### Task brief
Print the entries below in their entirety, exactly as they are written.

Data listing:

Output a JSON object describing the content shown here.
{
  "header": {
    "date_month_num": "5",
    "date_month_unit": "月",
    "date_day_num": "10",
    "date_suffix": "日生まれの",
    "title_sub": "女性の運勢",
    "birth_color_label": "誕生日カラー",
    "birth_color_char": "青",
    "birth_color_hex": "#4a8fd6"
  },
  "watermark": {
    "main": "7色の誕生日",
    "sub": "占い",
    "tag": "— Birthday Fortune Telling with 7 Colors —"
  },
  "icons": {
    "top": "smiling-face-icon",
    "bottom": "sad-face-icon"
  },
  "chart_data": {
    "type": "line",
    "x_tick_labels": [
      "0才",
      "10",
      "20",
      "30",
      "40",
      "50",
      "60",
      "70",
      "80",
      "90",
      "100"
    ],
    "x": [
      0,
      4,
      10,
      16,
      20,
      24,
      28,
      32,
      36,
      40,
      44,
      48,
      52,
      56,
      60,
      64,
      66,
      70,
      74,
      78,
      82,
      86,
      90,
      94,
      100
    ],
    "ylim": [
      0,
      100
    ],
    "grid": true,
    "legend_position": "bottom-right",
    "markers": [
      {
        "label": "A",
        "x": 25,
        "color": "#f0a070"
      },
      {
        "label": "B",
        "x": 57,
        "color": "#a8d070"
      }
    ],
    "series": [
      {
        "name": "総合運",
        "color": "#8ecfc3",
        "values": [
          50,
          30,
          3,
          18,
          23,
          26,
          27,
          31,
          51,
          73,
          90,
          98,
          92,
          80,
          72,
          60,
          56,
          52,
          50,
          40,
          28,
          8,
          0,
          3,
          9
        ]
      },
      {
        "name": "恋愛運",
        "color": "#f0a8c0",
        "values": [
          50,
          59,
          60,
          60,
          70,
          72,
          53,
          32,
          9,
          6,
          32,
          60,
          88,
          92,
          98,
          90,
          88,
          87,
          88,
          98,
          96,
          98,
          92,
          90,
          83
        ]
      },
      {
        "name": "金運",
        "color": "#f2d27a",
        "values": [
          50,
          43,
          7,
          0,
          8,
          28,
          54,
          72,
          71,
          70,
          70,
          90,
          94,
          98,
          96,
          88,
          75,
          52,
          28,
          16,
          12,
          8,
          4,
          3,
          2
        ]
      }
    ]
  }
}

### Solved problem
Output a JSON object describing the content shown here.
{
  "header": {
    "date_month_num": "5",
    "date_month_unit": "月",
    "date_day_num": "10",
    "date_suffix": "日生まれの",
    "title_sub": "女性の運勢",
    "birth_color_label": "誕生日カラー",
    "birth_color_char": "青",
    "birth_color_hex": "#4a8fd6"
  },
  "watermark": {
    "main": "7色の誕生日",
    "sub": "占い",
    "tag": "— Birthday Fortune Telling with 7 Colors —"
  },
  "icons": {
    "top": "smiling-face-icon",
    "bottom": "sad-face-icon"
  },
  "chart_data": {
    "type": "line",
    "x_tick_labels": [
      "0才",
      "10",
      "20",
      "30",
      "40",
      "50",
      "60",
      "70",
      "80",
      "90",
      "100"
    ],
    "x": [
      0,
      4,
      10,
      16,
      20,
      24,
      28,
      32,
      36,
      40,
      44,
      48,
      52,
      56,
      60,
      64,
      66,
      70,
      74,
      78,
      82,
      86,
      90,
      94,
      100
    ],
    "ylim": [
      0,
      100
    ],
    "grid": true,
    "legend_position": "bottom-right",
    "markers": [
      {
        "label": "A",
        "x": 25,
        "color": "#f0a070"
      },
      {
        "label": "B",
        "x": 57,
        "color": "#a8d070"
      }
    ],
    "series": [
      {
        "name": "総合運",
        "color": "#8ecfc3",
        "values": [
          50,
          30,
          3,
          18,
          23,
          26,
          27,
          31,
          51,
          73,
          90,
          98,
          92,
          80,
          72,
          60,
          56,
          52,
          50,
          40,
          28,
          8,
          0,
          3,
          9
        ]
      },
      {
        "name": "恋愛運",
        "color": "#f0a8c0",
        "values": [
          50,
          59,
          60,
          60,
          70,
          72,
          53,
          32,
          9,
          6,
          32,
          60,
          88,
          92,
          98,
          90,
          88,
          87,
          88,
          98,
          96,
          98,
          92,
          90,
          83
        ]
      },
      {
        "name": "金運",
        "color": "#f2d27a",
        "values": [
          50,
          43,
          7,
          0,
          8,
          28,
          54,
          72,
          71,
          70,
          70,
          90,
          94,
          98,
          96,
          88,
          75,
          52,
          28,
          16,
          12,
          8,
          4,
          3,
          2
        ]
      }
    ]
  }
}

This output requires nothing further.